### Task prompt
In the copy, include every entry exactly but none of the images.

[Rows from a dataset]
=====

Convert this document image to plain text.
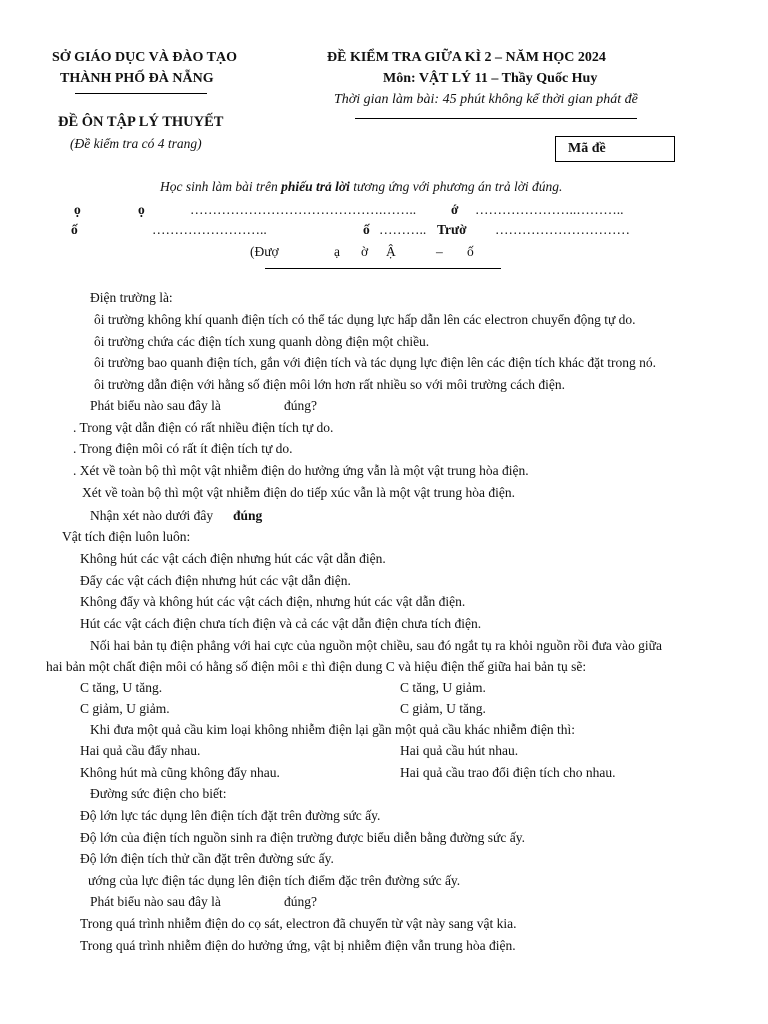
SỞ GIÁO DỤC VÀ ĐÀO TẠO
THÀNH PHỐ ĐÀ NẴNG
ĐỀ KIỂM TRA GIỮA KÌ 2 – NĂM HỌC 2024
Môn: VẬT LÝ 11 – Thầy Quốc Huy
Thời gian làm bài: 45 phút không kể thời gian phát đề
ĐỀ ÔN TẬP LÝ THUYẾT
(Đề kiểm tra có 4 trang)	Mã đề
Học sinh làm bài trên phiếu trả lời tương ứng với phương án trả lời đúng.
ọ	ọ	…………………………………….……..	ớ …………………..………..
ố	……………………..	ố ……….. Trườ …………………………
(Đượ	ạ ờ Ậ	– ố
Điện trường là:
ôi trường không khí quanh điện tích có thể tác dụng lực hấp dẫn lên các electron chuyển động tự do.
ôi trường chứa các điện tích xung quanh dòng điện một chiều.
ôi trường bao quanh điện tích, gắn với điện tích và tác dụng lực điện lên các điện tích khác đặt trong nó.
ôi trường dẫn điện với hằng số điện môi lớn hơn rất nhiều so với môi trường cách điện.
Phát biểu nào sau đây là	đúng?
. Trong vật dẫn điện có rất nhiều điện tích tự do.
. Trong điện môi có rất ít điện tích tự do.
. Xét về toàn bộ thì một vật nhiễm điện do hưởng ứng vẫn là một vật trung hòa điện.
Xét về toàn bộ thì một vật nhiễm điện do tiếp xúc vẫn là một vật trung hòa điện.
Nhận xét nào dưới đây đúng
Vật tích điện luôn luôn:
Không hút các vật cách điện nhưng hút các vật dẫn điện.
Đẩy các vật cách điện nhưng hút các vật dẫn điện.
Không đẩy và không hút các vật cách điện, nhưng hút các vật dẫn điện.
Hút các vật cách điện chưa tích điện và cả các vật dẫn điện chưa tích điện.
Nối hai bản tụ điện phẳng với hai cực của nguồn một chiều, sau đó ngắt tụ ra khỏi nguồn rồi đưa vào giữa
hai bản một chất điện môi có hằng số điện môi ε thì điện dung C và hiệu điện thế giữa hai bản tụ sẽ:
C tăng, U tăng.	C tăng, U giảm.
C giảm, U giảm.	C giảm, U tăng.
Khi đưa một quả cầu kim loại không nhiễm điện lại gần một quả cầu khác nhiễm điện thì:
Hai quả cầu đẩy nhau.	Hai quả cầu hút nhau.
Không hút mà cũng không đẩy nhau.	Hai quả cầu trao đổi điện tích cho nhau.
Đường sức điện cho biết:
Độ lớn lực tác dụng lên điện tích đặt trên đường sức ấy.
Độ lớn của điện tích nguồn sinh ra điện trường được biểu diễn bằng đường sức ấy.
Độ lớn điện tích thử cần đặt trên đường sức ấy.
ướng của lực điện tác dụng lên điện tích điểm đặc trên đường sức ấy.
Phát biểu nào sau đây là	đúng?
Trong quá trình nhiễm điện do cọ sát, electron đã chuyển từ vật này sang vật kia.
Trong quá trình nhiễm điện do hưởng ứng, vật bị nhiễm điện vẫn trung hòa điện.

=====

### Output below
Convert this document image to plain text.
SỞ GIÁO DỤC VÀ ĐÀO TẠO
THÀNH PHỐ ĐÀ NẴNG
ĐỀ KIỂM TRA GIỮA KÌ 2 – NĂM HỌC 2024
Môn: VẬT LÝ 11 – Thầy Quốc Huy
Thời gian làm bài: 45 phút không kể thời gian phát đề
ĐỀ ÔN TẬP LÝ THUYẾT
(Đề kiểm tra có 4 trang)	Mã đề
Học sinh làm bài trên phiếu trả lời tương ứng với phương án trả lời đúng.
ọ	ọ	…………………………………….……..	ớ …………………..………..
ố	……………………..	ố ……….. Trườ …………………………
(Đượ	ạ ờ Ậ	– ố
Điện trường là:
ôi trường không khí quanh điện tích có thể tác dụng lực hấp dẫn lên các electron chuyển động tự do.
ôi trường chứa các điện tích xung quanh dòng điện một chiều.
ôi trường bao quanh điện tích, gắn với điện tích và tác dụng lực điện lên các điện tích khác đặt trong nó.
ôi trường dẫn điện với hằng số điện môi lớn hơn rất nhiều so với môi trường cách điện.
Phát biểu nào sau đây là	đúng?
. Trong vật dẫn điện có rất nhiều điện tích tự do.
. Trong điện môi có rất ít điện tích tự do.
. Xét về toàn bộ thì một vật nhiễm điện do hưởng ứng vẫn là một vật trung hòa điện.
Xét về toàn bộ thì một vật nhiễm điện do tiếp xúc vẫn là một vật trung hòa điện.
Nhận xét nào dưới đây đúng
Vật tích điện luôn luôn:
Không hút các vật cách điện nhưng hút các vật dẫn điện.
Đẩy các vật cách điện nhưng hút các vật dẫn điện.
Không đẩy và không hút các vật cách điện, nhưng hút các vật dẫn điện.
Hút các vật cách điện chưa tích điện và cả các vật dẫn điện chưa tích điện.
Nối hai bản tụ điện phẳng với hai cực của nguồn một chiều, sau đó ngắt tụ ra khỏi nguồn rồi đưa vào giữa
hai bản một chất điện môi có hằng số điện môi ε thì điện dung C và hiệu điện thế giữa hai bản tụ sẽ:
C tăng, U tăng.	C tăng, U giảm.
C giảm, U giảm.	C giảm, U tăng.
Khi đưa một quả cầu kim loại không nhiễm điện lại gần một quả cầu khác nhiễm điện thì:
Hai quả cầu đẩy nhau.	Hai quả cầu hút nhau.
Không hút mà cũng không đẩy nhau.	Hai quả cầu trao đổi điện tích cho nhau.
Đường sức điện cho biết:
Độ lớn lực tác dụng lên điện tích đặt trên đường sức ấy.
Độ lớn của điện tích nguồn sinh ra điện trường được biểu diễn bằng đường sức ấy.
Độ lớn điện tích thử cần đặt trên đường sức ấy.
ướng của lực điện tác dụng lên điện tích điểm đặc trên đường sức ấy.
Phát biểu nào sau đây là	đúng?
Trong quá trình nhiễm điện do cọ sát, electron đã chuyển từ vật này sang vật kia.
Trong quá trình nhiễm điện do hưởng ứng, vật bị nhiễm điện vẫn trung hòa điện.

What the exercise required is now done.